>>>
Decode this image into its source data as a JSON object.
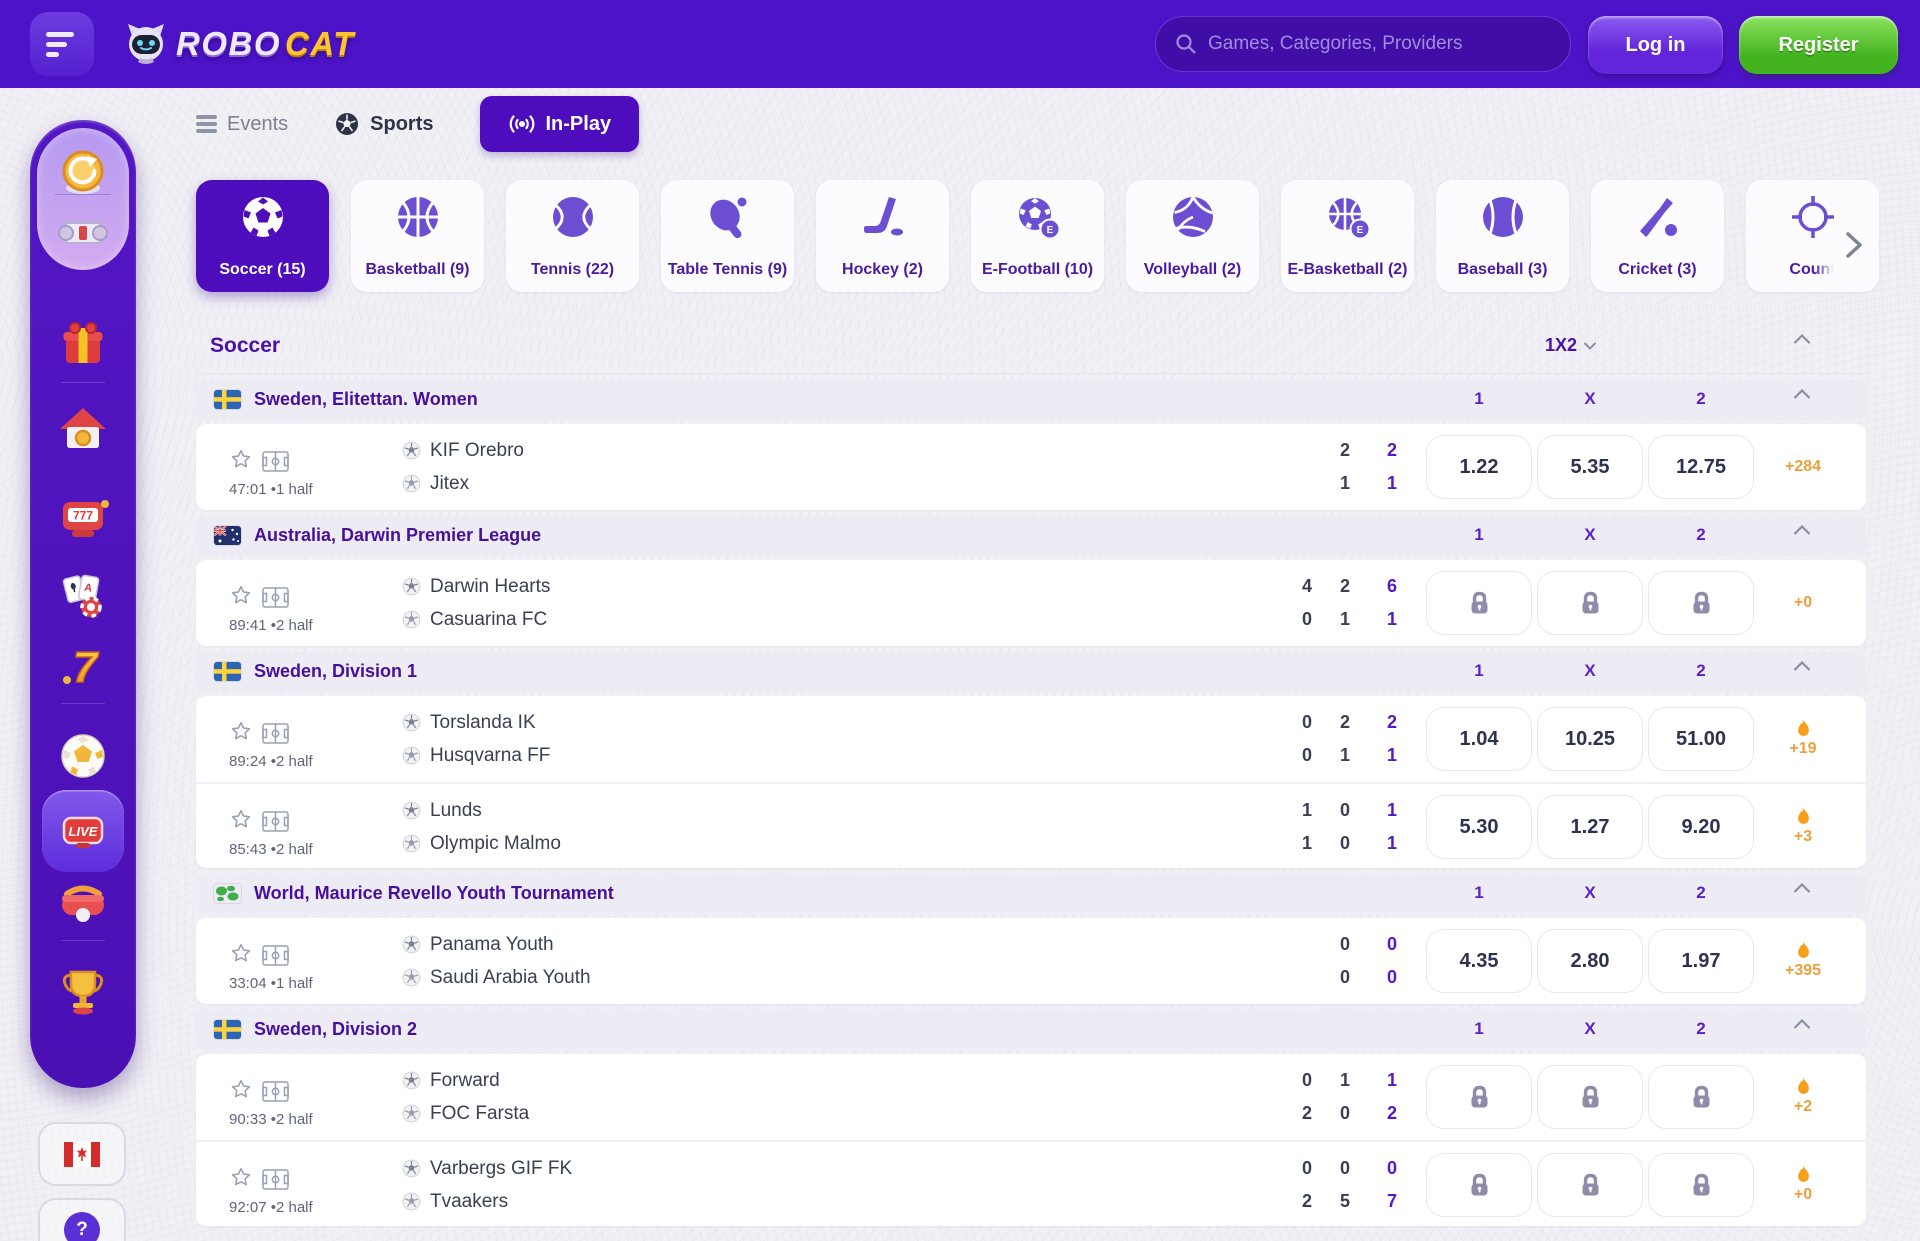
{
  "header": {
    "logo_robo": "Robo",
    "logo_cat": "Cat",
    "search_placeholder": "Games, Categories, Providers",
    "login_label": "Log in",
    "register_label": "Register"
  },
  "nav_tabs": [
    {
      "label": "Events",
      "icon": "menu-icon",
      "active": false
    },
    {
      "label": "Sports",
      "icon": "soccer-ball-icon",
      "active": false
    },
    {
      "label": "In-Play",
      "icon": "broadcast-icon",
      "active": true
    }
  ],
  "sport_chips": [
    {
      "label": "Soccer (15)",
      "icon": "soccer",
      "active": true
    },
    {
      "label": "Basketball (9)",
      "icon": "basketball",
      "active": false
    },
    {
      "label": "Tennis (22)",
      "icon": "tennis",
      "active": false
    },
    {
      "label": "Table Tennis (9)",
      "icon": "table-tennis",
      "active": false
    },
    {
      "label": "Hockey (2)",
      "icon": "hockey",
      "active": false
    },
    {
      "label": "E-Football (10)",
      "icon": "e-football",
      "active": false
    },
    {
      "label": "Volleyball (2)",
      "icon": "volleyball",
      "active": false
    },
    {
      "label": "E-Basketball (2)",
      "icon": "e-basketball",
      "active": false
    },
    {
      "label": "Baseball (3)",
      "icon": "baseball",
      "active": false
    },
    {
      "label": "Cricket (3)",
      "icon": "cricket",
      "active": false
    },
    {
      "label": "Count",
      "icon": "crosshair",
      "active": false,
      "truncated": true
    }
  ],
  "market": {
    "title": "Soccer",
    "selector": "1X2",
    "columns": [
      "1",
      "X",
      "2"
    ]
  },
  "groups": [
    {
      "league": "Sweden, Elitettan. Women",
      "flag": "sweden",
      "matches": [
        {
          "time": "47:01",
          "period": "•1 half",
          "teams": [
            "KIF Orebro",
            "Jitex"
          ],
          "scores": [
            [
              "2",
              "2"
            ],
            [
              "1",
              "1"
            ]
          ],
          "odds": [
            "1.22",
            "5.35",
            "12.75"
          ],
          "locked": false,
          "extra": "+284",
          "flame": false
        }
      ]
    },
    {
      "league": "Australia, Darwin Premier League",
      "flag": "australia",
      "matches": [
        {
          "time": "89:41",
          "period": "•2 half",
          "teams": [
            "Darwin Hearts",
            "Casuarina FC"
          ],
          "scores": [
            [
              "4",
              "2",
              "6"
            ],
            [
              "0",
              "1",
              "1"
            ]
          ],
          "odds": null,
          "locked": true,
          "extra": "+0",
          "flame": false
        }
      ]
    },
    {
      "league": "Sweden, Division 1",
      "flag": "sweden",
      "matches": [
        {
          "time": "89:24",
          "period": "•2 half",
          "teams": [
            "Torslanda IK",
            "Husqvarna FF"
          ],
          "scores": [
            [
              "0",
              "2",
              "2"
            ],
            [
              "0",
              "1",
              "1"
            ]
          ],
          "odds": [
            "1.04",
            "10.25",
            "51.00"
          ],
          "locked": false,
          "extra": "+19",
          "flame": true
        },
        {
          "time": "85:43",
          "period": "•2 half",
          "teams": [
            "Lunds",
            "Olympic Malmo"
          ],
          "scores": [
            [
              "1",
              "0",
              "1"
            ],
            [
              "1",
              "0",
              "1"
            ]
          ],
          "odds": [
            "5.30",
            "1.27",
            "9.20"
          ],
          "locked": false,
          "extra": "+3",
          "flame": true
        }
      ]
    },
    {
      "league": "World, Maurice Revello Youth Tournament",
      "flag": "world",
      "matches": [
        {
          "time": "33:04",
          "period": "•1 half",
          "teams": [
            "Panama Youth",
            "Saudi Arabia Youth"
          ],
          "scores": [
            [
              "0",
              "0"
            ],
            [
              "0",
              "0"
            ]
          ],
          "odds": [
            "4.35",
            "2.80",
            "1.97"
          ],
          "locked": false,
          "extra": "+395",
          "flame": true
        }
      ]
    },
    {
      "league": "Sweden, Division 2",
      "flag": "sweden",
      "matches": [
        {
          "time": "90:33",
          "period": "•2 half",
          "teams": [
            "Forward",
            "FOC Farsta"
          ],
          "scores": [
            [
              "0",
              "1",
              "1"
            ],
            [
              "2",
              "0",
              "2"
            ]
          ],
          "odds": null,
          "locked": true,
          "extra": "+2",
          "flame": true
        },
        {
          "time": "92:07",
          "period": "•2 half",
          "teams": [
            "Varbergs GIF FK",
            "Tvaakers"
          ],
          "scores": [
            [
              "0",
              "0",
              "0"
            ],
            [
              "2",
              "5",
              "7"
            ]
          ],
          "odds": null,
          "locked": true,
          "extra": "+0",
          "flame": true
        }
      ]
    }
  ],
  "sidebar": {
    "items": [
      {
        "icon": "coin-refresh-icon"
      },
      {
        "icon": "scroll-icon"
      },
      {
        "icon": "gift-icon",
        "divider_after": true
      },
      {
        "icon": "house-icon"
      },
      {
        "icon": "slot-machine-icon",
        "text": "777"
      },
      {
        "icon": "cards-chip-icon"
      },
      {
        "icon": "lucky-seven-icon",
        "text": "7",
        "divider_after": true
      },
      {
        "icon": "soccer-ball-3d-icon"
      },
      {
        "icon": "live-badge-icon",
        "text": "LIVE",
        "active": true
      },
      {
        "icon": "vr-headset-icon",
        "divider_after": true
      },
      {
        "icon": "trophy-icon"
      }
    ],
    "language_flag": "canada",
    "help_label": "?"
  },
  "colors": {
    "header_purple": "#4d13c8",
    "accent_purple": "#4d0dbd",
    "league_purple": "#470f9f",
    "odds_navy": "#2e3150",
    "bonus_orange": "#eca13c",
    "register_green": "#43b31f"
  }
}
<<<
**Objective**: Write out the whole listing again, exactly, with no pictures.

**Full answer**:
Decode this image into its source data as a JSON object.
{
  "header": {
    "logo_robo": "Robo",
    "logo_cat": "Cat",
    "search_placeholder": "Games, Categories, Providers",
    "login_label": "Log in",
    "register_label": "Register"
  },
  "nav_tabs": [
    {
      "label": "Events",
      "icon": "menu-icon",
      "active": false
    },
    {
      "label": "Sports",
      "icon": "soccer-ball-icon",
      "active": false
    },
    {
      "label": "In-Play",
      "icon": "broadcast-icon",
      "active": true
    }
  ],
  "sport_chips": [
    {
      "label": "Soccer (15)",
      "icon": "soccer",
      "active": true
    },
    {
      "label": "Basketball (9)",
      "icon": "basketball",
      "active": false
    },
    {
      "label": "Tennis (22)",
      "icon": "tennis",
      "active": false
    },
    {
      "label": "Table Tennis (9)",
      "icon": "table-tennis",
      "active": false
    },
    {
      "label": "Hockey (2)",
      "icon": "hockey",
      "active": false
    },
    {
      "label": "E-Football (10)",
      "icon": "e-football",
      "active": false
    },
    {
      "label": "Volleyball (2)",
      "icon": "volleyball",
      "active": false
    },
    {
      "label": "E-Basketball (2)",
      "icon": "e-basketball",
      "active": false
    },
    {
      "label": "Baseball (3)",
      "icon": "baseball",
      "active": false
    },
    {
      "label": "Cricket (3)",
      "icon": "cricket",
      "active": false
    },
    {
      "label": "Count",
      "icon": "crosshair",
      "active": false,
      "truncated": true
    }
  ],
  "market": {
    "title": "Soccer",
    "selector": "1X2",
    "columns": [
      "1",
      "X",
      "2"
    ]
  },
  "groups": [
    {
      "league": "Sweden, Elitettan. Women",
      "flag": "sweden",
      "matches": [
        {
          "time": "47:01",
          "period": "•1 half",
          "teams": [
            "KIF Orebro",
            "Jitex"
          ],
          "scores": [
            [
              "2",
              "2"
            ],
            [
              "1",
              "1"
            ]
          ],
          "odds": [
            "1.22",
            "5.35",
            "12.75"
          ],
          "locked": false,
          "extra": "+284",
          "flame": false
        }
      ]
    },
    {
      "league": "Australia, Darwin Premier League",
      "flag": "australia",
      "matches": [
        {
          "time": "89:41",
          "period": "•2 half",
          "teams": [
            "Darwin Hearts",
            "Casuarina FC"
          ],
          "scores": [
            [
              "4",
              "2",
              "6"
            ],
            [
              "0",
              "1",
              "1"
            ]
          ],
          "odds": null,
          "locked": true,
          "extra": "+0",
          "flame": false
        }
      ]
    },
    {
      "league": "Sweden, Division 1",
      "flag": "sweden",
      "matches": [
        {
          "time": "89:24",
          "period": "•2 half",
          "teams": [
            "Torslanda IK",
            "Husqvarna FF"
          ],
          "scores": [
            [
              "0",
              "2",
              "2"
            ],
            [
              "0",
              "1",
              "1"
            ]
          ],
          "odds": [
            "1.04",
            "10.25",
            "51.00"
          ],
          "locked": false,
          "extra": "+19",
          "flame": true
        },
        {
          "time": "85:43",
          "period": "•2 half",
          "teams": [
            "Lunds",
            "Olympic Malmo"
          ],
          "scores": [
            [
              "1",
              "0",
              "1"
            ],
            [
              "1",
              "0",
              "1"
            ]
          ],
          "odds": [
            "5.30",
            "1.27",
            "9.20"
          ],
          "locked": false,
          "extra": "+3",
          "flame": true
        }
      ]
    },
    {
      "league": "World, Maurice Revello Youth Tournament",
      "flag": "world",
      "matches": [
        {
          "time": "33:04",
          "period": "•1 half",
          "teams": [
            "Panama Youth",
            "Saudi Arabia Youth"
          ],
          "scores": [
            [
              "0",
              "0"
            ],
            [
              "0",
              "0"
            ]
          ],
          "odds": [
            "4.35",
            "2.80",
            "1.97"
          ],
          "locked": false,
          "extra": "+395",
          "flame": true
        }
      ]
    },
    {
      "league": "Sweden, Division 2",
      "flag": "sweden",
      "matches": [
        {
          "time": "90:33",
          "period": "•2 half",
          "teams": [
            "Forward",
            "FOC Farsta"
          ],
          "scores": [
            [
              "0",
              "1",
              "1"
            ],
            [
              "2",
              "0",
              "2"
            ]
          ],
          "odds": null,
          "locked": true,
          "extra": "+2",
          "flame": true
        },
        {
          "time": "92:07",
          "period": "•2 half",
          "teams": [
            "Varbergs GIF FK",
            "Tvaakers"
          ],
          "scores": [
            [
              "0",
              "0",
              "0"
            ],
            [
              "2",
              "5",
              "7"
            ]
          ],
          "odds": null,
          "locked": true,
          "extra": "+0",
          "flame": true
        }
      ]
    }
  ],
  "sidebar": {
    "items": [
      {
        "icon": "coin-refresh-icon"
      },
      {
        "icon": "scroll-icon"
      },
      {
        "icon": "gift-icon",
        "divider_after": true
      },
      {
        "icon": "house-icon"
      },
      {
        "icon": "slot-machine-icon",
        "text": "777"
      },
      {
        "icon": "cards-chip-icon"
      },
      {
        "icon": "lucky-seven-icon",
        "text": "7",
        "divider_after": true
      },
      {
        "icon": "soccer-ball-3d-icon"
      },
      {
        "icon": "live-badge-icon",
        "text": "LIVE",
        "active": true
      },
      {
        "icon": "vr-headset-icon",
        "divider_after": true
      },
      {
        "icon": "trophy-icon"
      }
    ],
    "language_flag": "canada",
    "help_label": "?"
  },
  "colors": {
    "header_purple": "#4d13c8",
    "accent_purple": "#4d0dbd",
    "league_purple": "#470f9f",
    "odds_navy": "#2e3150",
    "bonus_orange": "#eca13c",
    "register_green": "#43b31f"
  }
}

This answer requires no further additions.